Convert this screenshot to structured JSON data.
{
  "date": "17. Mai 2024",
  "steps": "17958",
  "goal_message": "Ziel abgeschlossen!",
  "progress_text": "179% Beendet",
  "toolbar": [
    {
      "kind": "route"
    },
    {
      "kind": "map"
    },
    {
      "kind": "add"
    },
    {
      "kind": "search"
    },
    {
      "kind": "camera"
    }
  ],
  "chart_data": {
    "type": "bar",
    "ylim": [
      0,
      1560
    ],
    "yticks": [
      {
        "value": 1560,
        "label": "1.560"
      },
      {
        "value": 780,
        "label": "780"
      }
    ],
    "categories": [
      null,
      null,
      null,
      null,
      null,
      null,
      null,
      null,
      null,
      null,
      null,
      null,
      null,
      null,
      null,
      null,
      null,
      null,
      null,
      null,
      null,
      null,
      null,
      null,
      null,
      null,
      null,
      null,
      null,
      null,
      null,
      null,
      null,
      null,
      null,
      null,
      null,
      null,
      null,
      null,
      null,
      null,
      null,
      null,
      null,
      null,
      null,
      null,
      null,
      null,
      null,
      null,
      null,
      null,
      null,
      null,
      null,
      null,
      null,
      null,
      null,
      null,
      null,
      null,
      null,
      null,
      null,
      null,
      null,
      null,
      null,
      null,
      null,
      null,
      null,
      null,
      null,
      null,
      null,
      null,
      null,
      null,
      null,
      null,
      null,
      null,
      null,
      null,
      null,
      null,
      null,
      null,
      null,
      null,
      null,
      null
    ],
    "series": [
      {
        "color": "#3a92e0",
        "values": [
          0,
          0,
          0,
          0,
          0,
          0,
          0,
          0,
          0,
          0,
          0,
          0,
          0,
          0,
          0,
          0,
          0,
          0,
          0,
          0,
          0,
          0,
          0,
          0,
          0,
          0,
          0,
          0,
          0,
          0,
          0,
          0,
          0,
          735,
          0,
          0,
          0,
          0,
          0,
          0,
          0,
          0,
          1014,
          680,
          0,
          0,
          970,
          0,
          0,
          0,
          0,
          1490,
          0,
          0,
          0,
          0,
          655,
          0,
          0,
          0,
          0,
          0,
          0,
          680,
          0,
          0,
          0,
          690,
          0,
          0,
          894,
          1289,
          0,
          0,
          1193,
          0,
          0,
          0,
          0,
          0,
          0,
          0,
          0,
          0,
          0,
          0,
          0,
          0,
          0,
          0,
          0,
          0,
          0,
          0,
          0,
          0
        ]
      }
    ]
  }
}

GIVEN REQUEST:
Show all lines in the entries above where the word "kind" appears.

RESPONSE TO THE EXERCISE:
      "kind": "route"
      "kind": "map"
      "kind": "add"
      "kind": "search"
      "kind": "camera"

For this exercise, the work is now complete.